Return every entry exactly as written.

* begin *

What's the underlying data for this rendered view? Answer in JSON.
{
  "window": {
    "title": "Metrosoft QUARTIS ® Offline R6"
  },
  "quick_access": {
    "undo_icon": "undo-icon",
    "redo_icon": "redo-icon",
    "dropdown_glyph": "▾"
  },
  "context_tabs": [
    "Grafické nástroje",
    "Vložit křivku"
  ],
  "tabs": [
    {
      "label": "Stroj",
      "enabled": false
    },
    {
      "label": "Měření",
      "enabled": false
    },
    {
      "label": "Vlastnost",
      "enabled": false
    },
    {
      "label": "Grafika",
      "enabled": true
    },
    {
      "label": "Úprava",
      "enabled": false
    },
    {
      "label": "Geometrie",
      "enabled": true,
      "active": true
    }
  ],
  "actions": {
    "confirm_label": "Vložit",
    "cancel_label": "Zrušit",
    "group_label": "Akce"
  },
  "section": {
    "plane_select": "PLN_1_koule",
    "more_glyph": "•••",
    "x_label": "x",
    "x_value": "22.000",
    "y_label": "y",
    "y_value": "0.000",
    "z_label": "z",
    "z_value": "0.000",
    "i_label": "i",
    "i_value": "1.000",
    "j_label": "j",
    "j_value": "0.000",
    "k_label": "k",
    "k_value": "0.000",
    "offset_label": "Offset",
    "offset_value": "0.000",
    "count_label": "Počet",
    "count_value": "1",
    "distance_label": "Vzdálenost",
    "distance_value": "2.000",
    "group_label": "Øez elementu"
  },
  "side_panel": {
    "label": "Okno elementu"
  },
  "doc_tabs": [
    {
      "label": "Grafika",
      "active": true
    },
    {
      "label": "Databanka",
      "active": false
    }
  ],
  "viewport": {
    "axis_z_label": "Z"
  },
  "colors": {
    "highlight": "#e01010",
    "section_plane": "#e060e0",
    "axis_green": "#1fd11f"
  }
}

* end *

## TASK RESULT
What's the underlying data for this rendered view? Answer in JSON.
{
  "window": {
    "title": "Metrosoft QUARTIS ® Offline R6"
  },
  "quick_access": {
    "undo_icon": "undo-icon",
    "redo_icon": "redo-icon",
    "dropdown_glyph": "▾"
  },
  "context_tabs": [
    "Grafické nástroje",
    "Vložit křivku"
  ],
  "tabs": [
    {
      "label": "Stroj",
      "enabled": false
    },
    {
      "label": "Měření",
      "enabled": false
    },
    {
      "label": "Vlastnost",
      "enabled": false
    },
    {
      "label": "Grafika",
      "enabled": true
    },
    {
      "label": "Úprava",
      "enabled": false
    },
    {
      "label": "Geometrie",
      "enabled": true,
      "active": true
    }
  ],
  "actions": {
    "confirm_label": "Vložit",
    "cancel_label": "Zrušit",
    "group_label": "Akce"
  },
  "section": {
    "plane_select": "PLN_1_koule",
    "more_glyph": "•••",
    "x_label": "x",
    "x_value": "22.000",
    "y_label": "y",
    "y_value": "0.000",
    "z_label": "z",
    "z_value": "0.000",
    "i_label": "i",
    "i_value": "1.000",
    "j_label": "j",
    "j_value": "0.000",
    "k_label": "k",
    "k_value": "0.000",
    "offset_label": "Offset",
    "offset_value": "0.000",
    "count_label": "Počet",
    "count_value": "1",
    "distance_label": "Vzdálenost",
    "distance_value": "2.000",
    "group_label": "Øez elementu"
  },
  "side_panel": {
    "label": "Okno elementu"
  },
  "doc_tabs": [
    {
      "label": "Grafika",
      "active": true
    },
    {
      "label": "Databanka",
      "active": false
    }
  ],
  "viewport": {
    "axis_z_label": "Z"
  },
  "colors": {
    "highlight": "#e01010",
    "section_plane": "#e060e0",
    "axis_green": "#1fd11f"
  }
}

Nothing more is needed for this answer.